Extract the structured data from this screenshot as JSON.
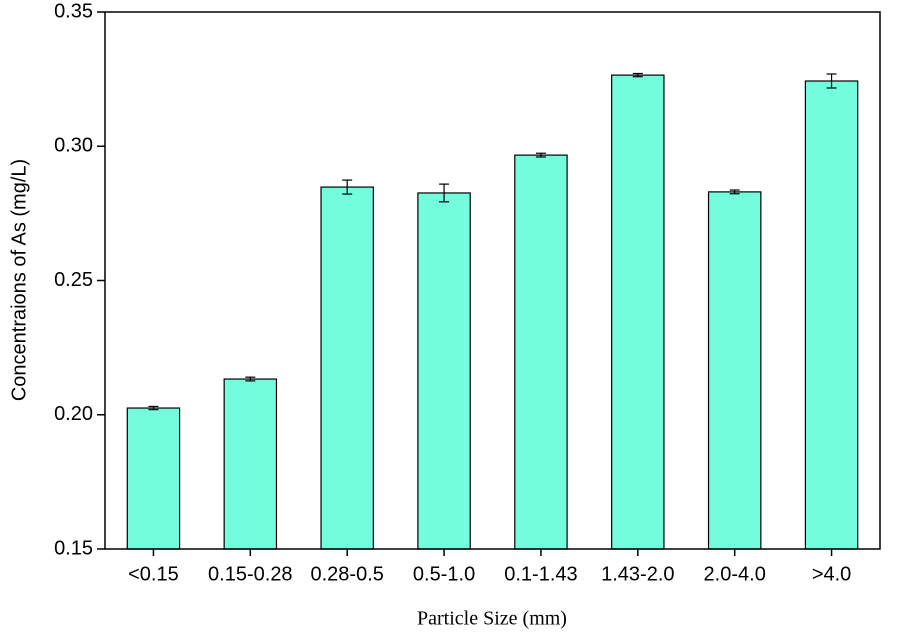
{
  "chart_data": {
    "type": "bar",
    "x_label": "Particle Size (mm)",
    "y_label": "Concentraions of As (mg/L)",
    "categories": [
      "<0.15",
      "0.15-0.28",
      "0.28-0.5",
      "0.5-1.0",
      "0.1-1.43",
      "1.43-2.0",
      "2.0-4.0",
      ">4.0"
    ],
    "values": [
      0.2025,
      0.2133,
      0.2848,
      0.2826,
      0.2967,
      0.3265,
      0.283,
      0.3243
    ],
    "errors": [
      0.0006,
      0.0007,
      0.0026,
      0.0033,
      0.0007,
      0.0006,
      0.0007,
      0.0026
    ],
    "color": "#74fddd",
    "ylim": [
      0.15,
      0.35
    ],
    "yticks": [
      0.15,
      {
        "value": 0.2,
        "label": "0.20"
      },
      0.25,
      {
        "value": 0.3,
        "label": "0.30"
      },
      0.35
    ]
  }
}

- - - - - - -

OBJECTIVE ::
Repeat each entry exactly as it appears; skip any picture.

SOLUTION ::
Extract the structured data from this screenshot as JSON.
{
  "chart_data": {
    "type": "bar",
    "x_label": "Particle Size (mm)",
    "y_label": "Concentraions of As (mg/L)",
    "categories": [
      "<0.15",
      "0.15-0.28",
      "0.28-0.5",
      "0.5-1.0",
      "0.1-1.43",
      "1.43-2.0",
      "2.0-4.0",
      ">4.0"
    ],
    "values": [
      0.2025,
      0.2133,
      0.2848,
      0.2826,
      0.2967,
      0.3265,
      0.283,
      0.3243
    ],
    "errors": [
      0.0006,
      0.0007,
      0.0026,
      0.0033,
      0.0007,
      0.0006,
      0.0007,
      0.0026
    ],
    "color": "#74fddd",
    "ylim": [
      0.15,
      0.35
    ],
    "yticks": [
      0.15,
      {
        "value": 0.2,
        "label": "0.20"
      },
      0.25,
      {
        "value": 0.3,
        "label": "0.30"
      },
      0.35
    ]
  }
}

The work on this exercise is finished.